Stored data

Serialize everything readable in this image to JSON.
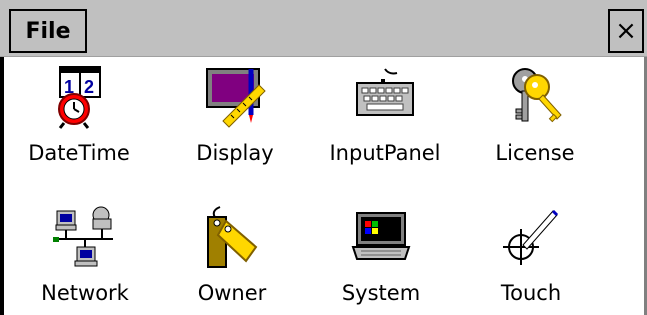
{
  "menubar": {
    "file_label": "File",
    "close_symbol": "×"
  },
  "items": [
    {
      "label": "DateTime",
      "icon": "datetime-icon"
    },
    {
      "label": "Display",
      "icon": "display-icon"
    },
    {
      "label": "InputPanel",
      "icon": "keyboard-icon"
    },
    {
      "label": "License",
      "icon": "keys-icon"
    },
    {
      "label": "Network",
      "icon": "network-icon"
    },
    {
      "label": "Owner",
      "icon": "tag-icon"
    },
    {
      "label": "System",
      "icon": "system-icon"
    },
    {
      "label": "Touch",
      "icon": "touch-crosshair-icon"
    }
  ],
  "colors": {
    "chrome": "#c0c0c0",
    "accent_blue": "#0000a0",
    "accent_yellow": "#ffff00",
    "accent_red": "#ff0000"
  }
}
* * *
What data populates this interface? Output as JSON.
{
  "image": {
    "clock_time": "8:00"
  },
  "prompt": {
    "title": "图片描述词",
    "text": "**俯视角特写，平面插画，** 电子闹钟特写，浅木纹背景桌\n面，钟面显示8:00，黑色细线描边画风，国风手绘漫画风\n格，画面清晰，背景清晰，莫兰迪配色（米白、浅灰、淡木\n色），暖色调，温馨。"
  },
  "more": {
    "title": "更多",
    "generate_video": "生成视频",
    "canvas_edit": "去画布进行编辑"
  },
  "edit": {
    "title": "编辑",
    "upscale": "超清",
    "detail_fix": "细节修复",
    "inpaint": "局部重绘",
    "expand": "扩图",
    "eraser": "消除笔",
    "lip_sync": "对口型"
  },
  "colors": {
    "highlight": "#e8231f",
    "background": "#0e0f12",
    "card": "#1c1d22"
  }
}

**Problem details**
From the entries, copy out each line containing the word "icon".

**Solution to the exercise**
      "icon": "datetime-icon"
      "icon": "display-icon"
      "icon": "keyboard-icon"
      "icon": "keys-icon"
      "icon": "network-icon"
      "icon": "tag-icon"
      "icon": "system-icon"
      "icon": "touch-crosshair-icon"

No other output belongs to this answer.